> WHAT NEEDS TO BE DONE
Without skipping anything, write out each record below exactly.

Stored data entries
◆ ◆ ◆ ◆ ◆ ◆ ◆
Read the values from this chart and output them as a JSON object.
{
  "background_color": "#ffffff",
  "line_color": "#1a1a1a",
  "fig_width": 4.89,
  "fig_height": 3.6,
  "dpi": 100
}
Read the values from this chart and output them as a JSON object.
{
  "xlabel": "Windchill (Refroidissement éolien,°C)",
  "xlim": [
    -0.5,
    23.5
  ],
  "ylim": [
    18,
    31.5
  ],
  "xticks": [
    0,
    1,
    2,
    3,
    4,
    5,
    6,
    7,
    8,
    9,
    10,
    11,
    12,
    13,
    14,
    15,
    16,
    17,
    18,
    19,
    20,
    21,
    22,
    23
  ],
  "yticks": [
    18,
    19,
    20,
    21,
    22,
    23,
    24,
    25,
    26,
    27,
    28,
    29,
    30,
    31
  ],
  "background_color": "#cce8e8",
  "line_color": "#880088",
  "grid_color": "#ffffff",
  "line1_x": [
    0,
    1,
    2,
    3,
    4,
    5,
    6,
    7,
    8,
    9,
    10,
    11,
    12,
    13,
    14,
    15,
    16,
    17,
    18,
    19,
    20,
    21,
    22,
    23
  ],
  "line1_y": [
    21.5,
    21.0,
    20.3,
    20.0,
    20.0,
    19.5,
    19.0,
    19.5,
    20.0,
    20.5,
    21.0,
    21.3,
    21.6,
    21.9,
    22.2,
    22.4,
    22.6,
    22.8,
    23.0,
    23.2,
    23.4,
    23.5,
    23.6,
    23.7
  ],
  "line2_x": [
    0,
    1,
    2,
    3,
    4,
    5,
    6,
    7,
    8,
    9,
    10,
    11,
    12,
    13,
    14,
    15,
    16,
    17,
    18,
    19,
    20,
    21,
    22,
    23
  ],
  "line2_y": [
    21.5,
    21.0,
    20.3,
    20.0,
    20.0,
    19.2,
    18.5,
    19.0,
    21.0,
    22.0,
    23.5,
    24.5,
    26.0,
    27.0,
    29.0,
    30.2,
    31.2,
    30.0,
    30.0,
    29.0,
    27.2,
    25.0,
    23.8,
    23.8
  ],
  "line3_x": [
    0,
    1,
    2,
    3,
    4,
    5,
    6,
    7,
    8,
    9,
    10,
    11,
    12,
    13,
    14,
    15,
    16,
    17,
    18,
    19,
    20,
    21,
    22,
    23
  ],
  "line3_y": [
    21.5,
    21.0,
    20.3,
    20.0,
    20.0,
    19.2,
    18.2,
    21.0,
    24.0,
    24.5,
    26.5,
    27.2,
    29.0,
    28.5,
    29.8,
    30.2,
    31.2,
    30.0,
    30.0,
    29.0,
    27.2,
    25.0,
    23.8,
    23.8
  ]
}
◆ ◆ ◆ ◆ ◆ ◆ ◆
> RESULT
Read the values from this chart and output them as a JSON object.
{
  "background_color": "#ffffff",
  "line_color": "#1a1a1a",
  "fig_width": 4.89,
  "fig_height": 3.6,
  "dpi": 100
}
Read the values from this chart and output them as a JSON object.
{
  "xlabel": "Windchill (Refroidissement éolien,°C)",
  "xlim": [
    -0.5,
    23.5
  ],
  "ylim": [
    18,
    31.5
  ],
  "xticks": [
    0,
    1,
    2,
    3,
    4,
    5,
    6,
    7,
    8,
    9,
    10,
    11,
    12,
    13,
    14,
    15,
    16,
    17,
    18,
    19,
    20,
    21,
    22,
    23
  ],
  "yticks": [
    18,
    19,
    20,
    21,
    22,
    23,
    24,
    25,
    26,
    27,
    28,
    29,
    30,
    31
  ],
  "background_color": "#cce8e8",
  "line_color": "#880088",
  "grid_color": "#ffffff",
  "line1_x": [
    0,
    1,
    2,
    3,
    4,
    5,
    6,
    7,
    8,
    9,
    10,
    11,
    12,
    13,
    14,
    15,
    16,
    17,
    18,
    19,
    20,
    21,
    22,
    23
  ],
  "line1_y": [
    21.5,
    21.0,
    20.3,
    20.0,
    20.0,
    19.5,
    19.0,
    19.5,
    20.0,
    20.5,
    21.0,
    21.3,
    21.6,
    21.9,
    22.2,
    22.4,
    22.6,
    22.8,
    23.0,
    23.2,
    23.4,
    23.5,
    23.6,
    23.7
  ],
  "line2_x": [
    0,
    1,
    2,
    3,
    4,
    5,
    6,
    7,
    8,
    9,
    10,
    11,
    12,
    13,
    14,
    15,
    16,
    17,
    18,
    19,
    20,
    21,
    22,
    23
  ],
  "line2_y": [
    21.5,
    21.0,
    20.3,
    20.0,
    20.0,
    19.2,
    18.5,
    19.0,
    21.0,
    22.0,
    23.5,
    24.5,
    26.0,
    27.0,
    29.0,
    30.2,
    31.2,
    30.0,
    30.0,
    29.0,
    27.2,
    25.0,
    23.8,
    23.8
  ],
  "line3_x": [
    0,
    1,
    2,
    3,
    4,
    5,
    6,
    7,
    8,
    9,
    10,
    11,
    12,
    13,
    14,
    15,
    16,
    17,
    18,
    19,
    20,
    21,
    22,
    23
  ],
  "line3_y": [
    21.5,
    21.0,
    20.3,
    20.0,
    20.0,
    19.2,
    18.2,
    21.0,
    24.0,
    24.5,
    26.5,
    27.2,
    29.0,
    28.5,
    29.8,
    30.2,
    31.2,
    30.0,
    30.0,
    29.0,
    27.2,
    25.0,
    23.8,
    23.8
  ]
}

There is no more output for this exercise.